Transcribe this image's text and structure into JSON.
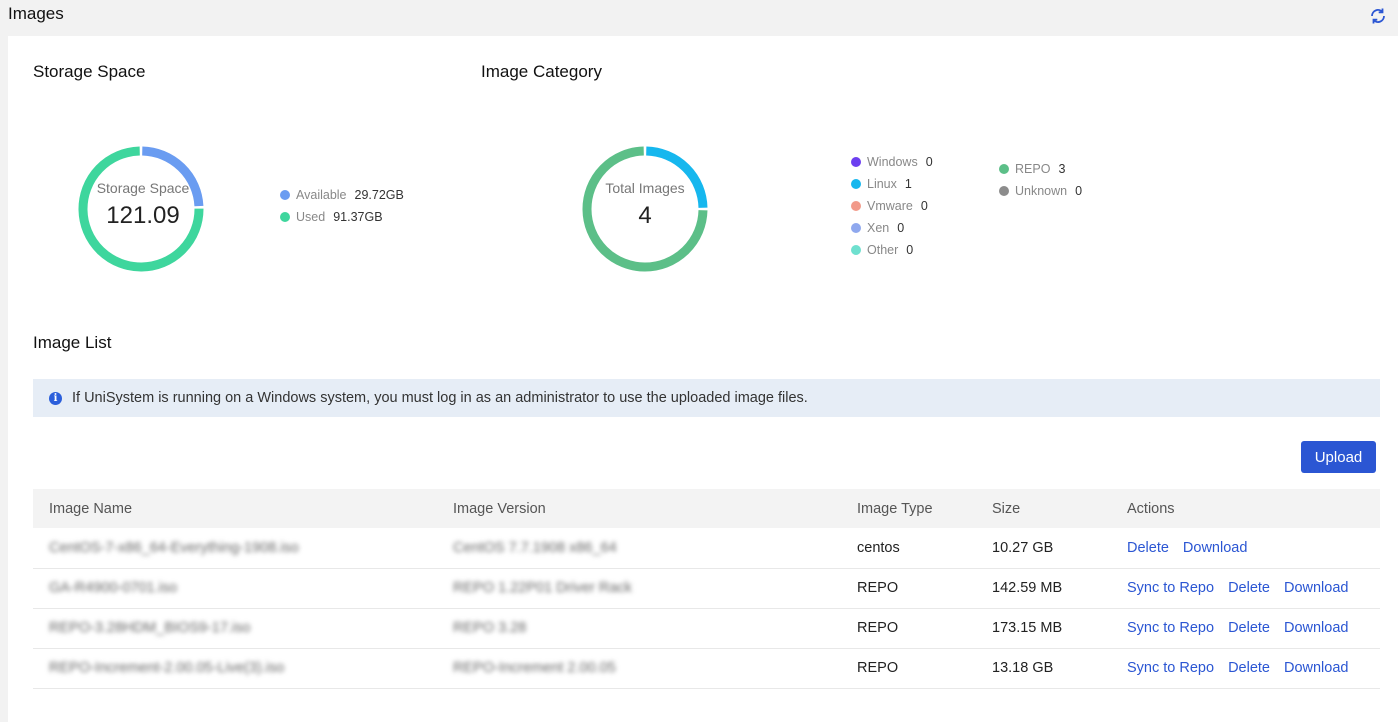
{
  "header": {
    "title": "Images",
    "refresh_icon": "refresh-icon"
  },
  "storage": {
    "title": "Storage Space",
    "label": "Storage Space",
    "value": "121.09",
    "legend": [
      {
        "label": "Available",
        "value": "29.72GB",
        "color": "#6a9cf1"
      },
      {
        "label": "Used",
        "value": "91.37GB",
        "color": "#3ed69d"
      }
    ]
  },
  "category": {
    "title": "Image Category",
    "label": "Total Images",
    "value": "4",
    "legend": [
      {
        "label": "Windows",
        "value": "0",
        "color": "#6c3ff0"
      },
      {
        "label": "Linux",
        "value": "1",
        "color": "#16b7ee"
      },
      {
        "label": "Vmware",
        "value": "0",
        "color": "#f29a8a"
      },
      {
        "label": "Xen",
        "value": "0",
        "color": "#8fa8ee"
      },
      {
        "label": "Other",
        "value": "0",
        "color": "#6fe0cf"
      },
      {
        "label": "REPO",
        "value": "3",
        "color": "#5cbf88"
      },
      {
        "label": "Unknown",
        "value": "0",
        "color": "#8c8c8c"
      }
    ]
  },
  "chart_data": [
    {
      "type": "pie",
      "title": "Storage Space",
      "categories": [
        "Available",
        "Used"
      ],
      "values": [
        29.72,
        91.37
      ],
      "units": "GB",
      "total": 121.09
    },
    {
      "type": "pie",
      "title": "Image Category",
      "categories": [
        "Windows",
        "Linux",
        "Vmware",
        "Xen",
        "Other",
        "REPO",
        "Unknown"
      ],
      "values": [
        0,
        1,
        0,
        0,
        0,
        3,
        0
      ],
      "total": 4
    }
  ],
  "list": {
    "title": "Image List",
    "notice": "If UniSystem is running on a Windows system, you must log in as an administrator to use the uploaded image files.",
    "upload_label": "Upload",
    "columns": [
      "Image Name",
      "Image Version",
      "Image Type",
      "Size",
      "Actions"
    ],
    "rows": [
      {
        "name": "CentOS-7-x86_64-Everything-1908.iso",
        "version": "CentOS 7.7.1908 x86_64",
        "type": "centos",
        "size": "10.27 GB",
        "actions": [
          "Delete",
          "Download"
        ]
      },
      {
        "name": "GA-R4900-0701.iso",
        "version": "REPO 1.22P01 Driver Rack",
        "type": "REPO",
        "size": "142.59 MB",
        "actions": [
          "Sync to Repo",
          "Delete",
          "Download"
        ]
      },
      {
        "name": "REPO-3.28HDM_BIOS9-17.iso",
        "version": "REPO 3.28",
        "type": "REPO",
        "size": "173.15 MB",
        "actions": [
          "Sync to Repo",
          "Delete",
          "Download"
        ]
      },
      {
        "name": "REPO-Increment-2.00.05-Live(3).iso",
        "version": "REPO-Increment 2.00.05",
        "type": "REPO",
        "size": "13.18 GB",
        "actions": [
          "Sync to Repo",
          "Delete",
          "Download"
        ]
      }
    ]
  }
}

━━━━━━

The records shown above are to be repeated exactly, with the pictures left out.

Transcribe this image's text and structure into JSON.
{
  "header": {
    "title": "Images",
    "refresh_icon": "refresh-icon"
  },
  "storage": {
    "title": "Storage Space",
    "label": "Storage Space",
    "value": "121.09",
    "legend": [
      {
        "label": "Available",
        "value": "29.72GB",
        "color": "#6a9cf1"
      },
      {
        "label": "Used",
        "value": "91.37GB",
        "color": "#3ed69d"
      }
    ]
  },
  "category": {
    "title": "Image Category",
    "label": "Total Images",
    "value": "4",
    "legend": [
      {
        "label": "Windows",
        "value": "0",
        "color": "#6c3ff0"
      },
      {
        "label": "Linux",
        "value": "1",
        "color": "#16b7ee"
      },
      {
        "label": "Vmware",
        "value": "0",
        "color": "#f29a8a"
      },
      {
        "label": "Xen",
        "value": "0",
        "color": "#8fa8ee"
      },
      {
        "label": "Other",
        "value": "0",
        "color": "#6fe0cf"
      },
      {
        "label": "REPO",
        "value": "3",
        "color": "#5cbf88"
      },
      {
        "label": "Unknown",
        "value": "0",
        "color": "#8c8c8c"
      }
    ]
  },
  "chart_data": [
    {
      "type": "pie",
      "title": "Storage Space",
      "categories": [
        "Available",
        "Used"
      ],
      "values": [
        29.72,
        91.37
      ],
      "units": "GB",
      "total": 121.09
    },
    {
      "type": "pie",
      "title": "Image Category",
      "categories": [
        "Windows",
        "Linux",
        "Vmware",
        "Xen",
        "Other",
        "REPO",
        "Unknown"
      ],
      "values": [
        0,
        1,
        0,
        0,
        0,
        3,
        0
      ],
      "total": 4
    }
  ],
  "list": {
    "title": "Image List",
    "notice": "If UniSystem is running on a Windows system, you must log in as an administrator to use the uploaded image files.",
    "upload_label": "Upload",
    "columns": [
      "Image Name",
      "Image Version",
      "Image Type",
      "Size",
      "Actions"
    ],
    "rows": [
      {
        "name": "CentOS-7-x86_64-Everything-1908.iso",
        "version": "CentOS 7.7.1908 x86_64",
        "type": "centos",
        "size": "10.27 GB",
        "actions": [
          "Delete",
          "Download"
        ]
      },
      {
        "name": "GA-R4900-0701.iso",
        "version": "REPO 1.22P01 Driver Rack",
        "type": "REPO",
        "size": "142.59 MB",
        "actions": [
          "Sync to Repo",
          "Delete",
          "Download"
        ]
      },
      {
        "name": "REPO-3.28HDM_BIOS9-17.iso",
        "version": "REPO 3.28",
        "type": "REPO",
        "size": "173.15 MB",
        "actions": [
          "Sync to Repo",
          "Delete",
          "Download"
        ]
      },
      {
        "name": "REPO-Increment-2.00.05-Live(3).iso",
        "version": "REPO-Increment 2.00.05",
        "type": "REPO",
        "size": "13.18 GB",
        "actions": [
          "Sync to Repo",
          "Delete",
          "Download"
        ]
      }
    ]
  }
}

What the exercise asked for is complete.